• WHAT YOU SHOULD DO: Every line from the one that holds "Enumerate this screenshot's" through the final line should be returned exactly. Omit the pictures.

• DATA FOR THIS EXERCISE:
════════
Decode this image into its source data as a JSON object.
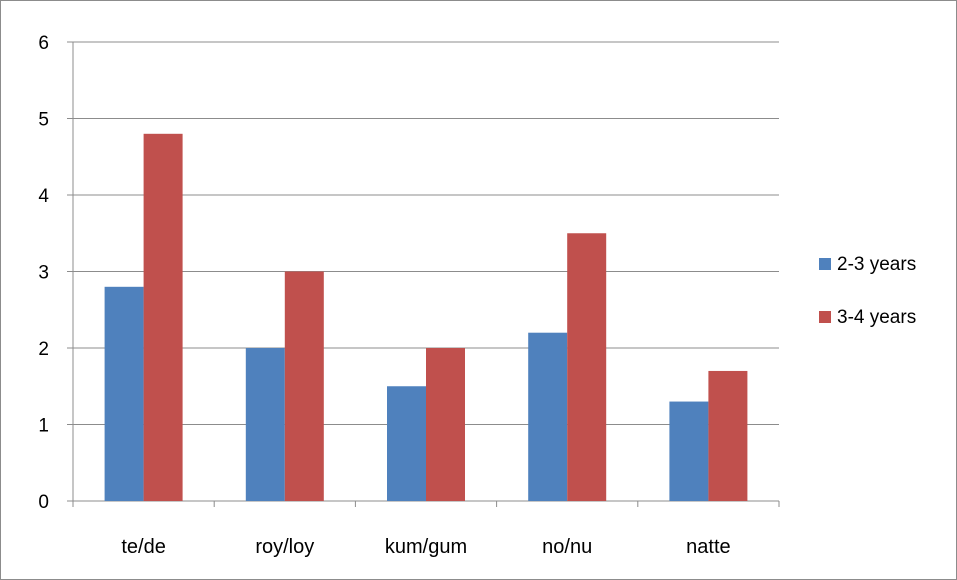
{
  "chart_data": {
    "type": "bar",
    "categories": [
      "te/de",
      "roy/loy",
      "kum/gum",
      "no/nu",
      "natte"
    ],
    "series": [
      {
        "name": "2-3 years",
        "values": [
          2.8,
          2.0,
          1.5,
          2.2,
          1.3
        ],
        "color": "#4f81bd"
      },
      {
        "name": "3-4 years",
        "values": [
          4.8,
          3.0,
          2.0,
          3.5,
          1.7
        ],
        "color": "#c0504d"
      }
    ],
    "title": "",
    "xlabel": "",
    "ylabel": "",
    "ylim": [
      0,
      6
    ],
    "yticks": [
      "0",
      "1",
      "2",
      "3",
      "4",
      "5",
      "6"
    ],
    "grid": true,
    "legend_position": "right"
  }
}
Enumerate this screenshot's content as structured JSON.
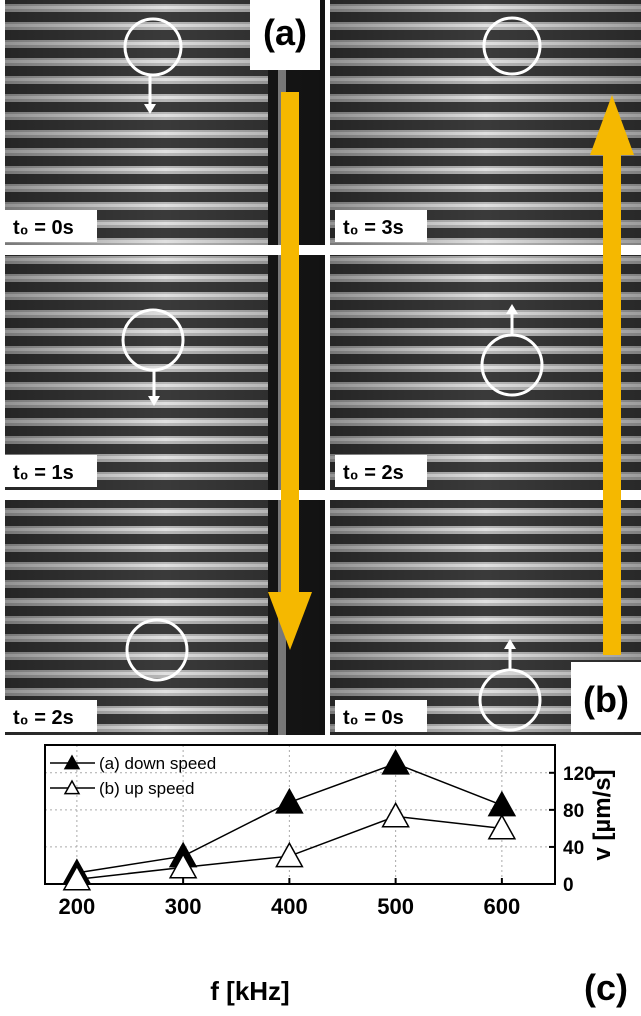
{
  "panels": {
    "left_label": "(a)",
    "right_label": "(b)",
    "left_times": [
      "t₀ = 0s",
      "t₀ = 1s",
      "t₀ = 2s"
    ],
    "right_times": [
      "t₀ = 3s",
      "t₀ = 2s",
      "t₀ = 0s"
    ]
  },
  "chart_data": {
    "type": "line",
    "panel_label": "(c)",
    "x_label": "f [kHz]",
    "y_label": "v [µm/s]",
    "x": [
      200,
      300,
      400,
      500,
      600
    ],
    "series": [
      {
        "name": "(a) down speed",
        "color": "#000000",
        "values": [
          12,
          30,
          88,
          130,
          85
        ]
      },
      {
        "name": "(b) up speed",
        "color": "#ffffff",
        "values": [
          5,
          18,
          30,
          73,
          60
        ]
      }
    ],
    "xlim": [
      170,
      650
    ],
    "xticks": [
      200,
      300,
      400,
      500,
      600
    ],
    "ylim": [
      0,
      150
    ],
    "yticks": [
      0,
      40,
      80,
      120
    ],
    "grid": true,
    "legend": "upper-left"
  }
}
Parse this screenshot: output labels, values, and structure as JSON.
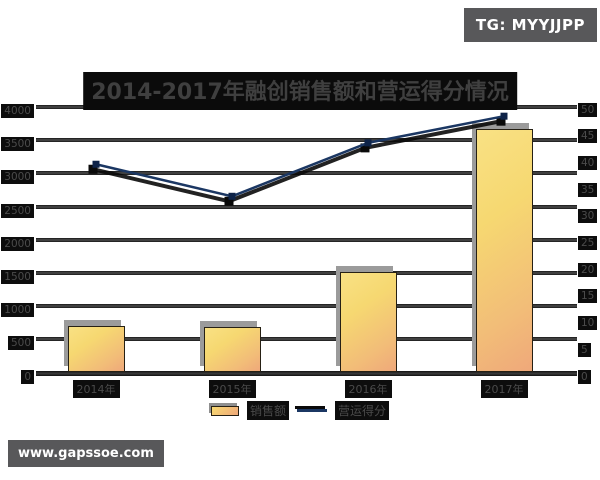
════════
• ANSWER BELOW:
Enumerate this screenshot's content as structured JSON.
{
  "panels": {
    "left_label": "(a)",
    "right_label": "(b)",
    "left_times": [
      "t₀ = 0s",
      "t₀ = 1s",
      "t₀ = 2s"
    ],
    "right_times": [
      "t₀ = 3s",
      "t₀ = 2s",
      "t₀ = 0s"
    ]
  },
  "chart_data": {
    "type": "line",
    "panel_label": "(c)",
    "x_label": "f [kHz]",
    "y_label": "v [µm/s]",
    "x": [
      200,
      300,
      400,
      500,
      600
    ],
    "series": [
      {
        "name": "(a) down speed",
        "color": "#000000",
        "values": [
          12,
          30,
          88,
          130,
          85
        ]
      },
      {
        "name": "(b) up speed",
        "color": "#ffffff",
        "values": [
          5,
          18,
          30,
          73,
          60
        ]
      }
    ],
    "xlim": [
      170,
      650
    ],
    "xticks": [
      200,
      300,
      400,
      500,
      600
    ],
    "ylim": [
      0,
      150
    ],
    "yticks": [
      0,
      40,
      80,
      120
    ],
    "grid": true,
    "legend": "upper-left"
  }
}
Parse this screenshot: output labels, values, and structure as JSON.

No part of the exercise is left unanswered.